─── GIVEN INFORMATION ───
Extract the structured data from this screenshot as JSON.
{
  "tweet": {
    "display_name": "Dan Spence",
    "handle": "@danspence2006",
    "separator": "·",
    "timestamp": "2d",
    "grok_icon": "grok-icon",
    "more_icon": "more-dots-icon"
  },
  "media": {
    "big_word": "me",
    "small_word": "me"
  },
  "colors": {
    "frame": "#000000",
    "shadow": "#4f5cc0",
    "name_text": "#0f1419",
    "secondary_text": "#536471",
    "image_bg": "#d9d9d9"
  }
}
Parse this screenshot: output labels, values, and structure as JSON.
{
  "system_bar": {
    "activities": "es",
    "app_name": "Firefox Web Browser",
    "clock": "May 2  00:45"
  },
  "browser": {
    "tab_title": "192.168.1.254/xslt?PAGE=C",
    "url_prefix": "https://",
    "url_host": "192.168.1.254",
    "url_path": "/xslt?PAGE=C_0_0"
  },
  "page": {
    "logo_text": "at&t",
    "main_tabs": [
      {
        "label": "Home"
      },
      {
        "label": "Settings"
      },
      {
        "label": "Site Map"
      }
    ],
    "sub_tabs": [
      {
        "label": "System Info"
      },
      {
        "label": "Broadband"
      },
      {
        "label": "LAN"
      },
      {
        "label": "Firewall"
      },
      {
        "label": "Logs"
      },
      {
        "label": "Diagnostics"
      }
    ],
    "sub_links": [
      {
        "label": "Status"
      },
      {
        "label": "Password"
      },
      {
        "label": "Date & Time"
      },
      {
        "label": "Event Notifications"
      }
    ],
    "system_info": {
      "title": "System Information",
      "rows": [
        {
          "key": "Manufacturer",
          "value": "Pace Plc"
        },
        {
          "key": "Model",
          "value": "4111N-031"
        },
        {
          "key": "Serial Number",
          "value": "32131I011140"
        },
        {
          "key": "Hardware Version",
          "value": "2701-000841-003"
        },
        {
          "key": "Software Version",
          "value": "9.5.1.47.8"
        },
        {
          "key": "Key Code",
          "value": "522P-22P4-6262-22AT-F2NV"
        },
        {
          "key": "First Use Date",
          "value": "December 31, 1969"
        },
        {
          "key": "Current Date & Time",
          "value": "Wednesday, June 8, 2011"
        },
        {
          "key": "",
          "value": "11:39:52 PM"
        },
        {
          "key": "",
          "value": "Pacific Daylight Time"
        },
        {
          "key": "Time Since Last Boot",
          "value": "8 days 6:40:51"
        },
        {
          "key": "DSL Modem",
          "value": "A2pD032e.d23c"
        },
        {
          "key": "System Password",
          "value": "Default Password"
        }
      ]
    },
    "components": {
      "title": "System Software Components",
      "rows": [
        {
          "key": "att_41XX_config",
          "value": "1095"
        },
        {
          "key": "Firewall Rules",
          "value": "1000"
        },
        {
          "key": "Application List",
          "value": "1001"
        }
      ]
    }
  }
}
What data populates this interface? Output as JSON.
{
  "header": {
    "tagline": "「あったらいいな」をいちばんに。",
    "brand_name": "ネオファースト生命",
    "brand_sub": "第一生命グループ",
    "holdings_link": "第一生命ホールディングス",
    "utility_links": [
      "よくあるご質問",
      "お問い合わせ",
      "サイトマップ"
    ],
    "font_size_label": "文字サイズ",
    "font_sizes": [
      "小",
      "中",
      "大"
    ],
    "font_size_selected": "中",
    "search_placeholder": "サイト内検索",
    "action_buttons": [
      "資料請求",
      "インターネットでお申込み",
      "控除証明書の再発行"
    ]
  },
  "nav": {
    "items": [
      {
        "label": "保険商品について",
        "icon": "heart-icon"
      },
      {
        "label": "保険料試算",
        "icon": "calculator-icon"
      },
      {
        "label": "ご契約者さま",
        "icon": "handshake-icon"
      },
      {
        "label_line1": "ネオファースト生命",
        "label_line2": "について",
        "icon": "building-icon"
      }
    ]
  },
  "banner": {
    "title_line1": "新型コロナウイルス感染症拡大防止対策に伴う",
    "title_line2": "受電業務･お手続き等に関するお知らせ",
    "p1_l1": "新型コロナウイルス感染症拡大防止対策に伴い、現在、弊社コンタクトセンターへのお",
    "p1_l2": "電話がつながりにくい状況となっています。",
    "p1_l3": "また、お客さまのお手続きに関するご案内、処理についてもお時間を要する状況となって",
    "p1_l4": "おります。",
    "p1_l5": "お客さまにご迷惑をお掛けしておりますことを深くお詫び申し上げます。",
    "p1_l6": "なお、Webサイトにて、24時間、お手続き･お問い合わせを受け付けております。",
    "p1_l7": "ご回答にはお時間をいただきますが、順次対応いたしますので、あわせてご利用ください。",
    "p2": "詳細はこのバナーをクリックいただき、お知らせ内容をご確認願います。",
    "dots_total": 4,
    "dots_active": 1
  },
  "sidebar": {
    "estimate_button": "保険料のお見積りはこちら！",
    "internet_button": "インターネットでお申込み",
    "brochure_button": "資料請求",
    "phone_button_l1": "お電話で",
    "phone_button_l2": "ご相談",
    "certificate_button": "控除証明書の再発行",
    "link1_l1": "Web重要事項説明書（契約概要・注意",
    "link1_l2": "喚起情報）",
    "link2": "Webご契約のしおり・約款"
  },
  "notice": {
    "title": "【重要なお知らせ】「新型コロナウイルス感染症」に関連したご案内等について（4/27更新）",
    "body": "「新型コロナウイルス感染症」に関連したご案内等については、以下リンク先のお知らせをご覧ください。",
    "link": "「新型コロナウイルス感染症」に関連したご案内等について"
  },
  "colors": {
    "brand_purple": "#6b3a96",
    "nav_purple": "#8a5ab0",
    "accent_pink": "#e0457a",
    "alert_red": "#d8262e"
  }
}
───
§ **AIM OF THE EXERCISE**:
Where a line holds "Version", copy it out.

§ **CORRECT ANSWER**:
          "key": "Hardware Version",
          "key": "Software Version",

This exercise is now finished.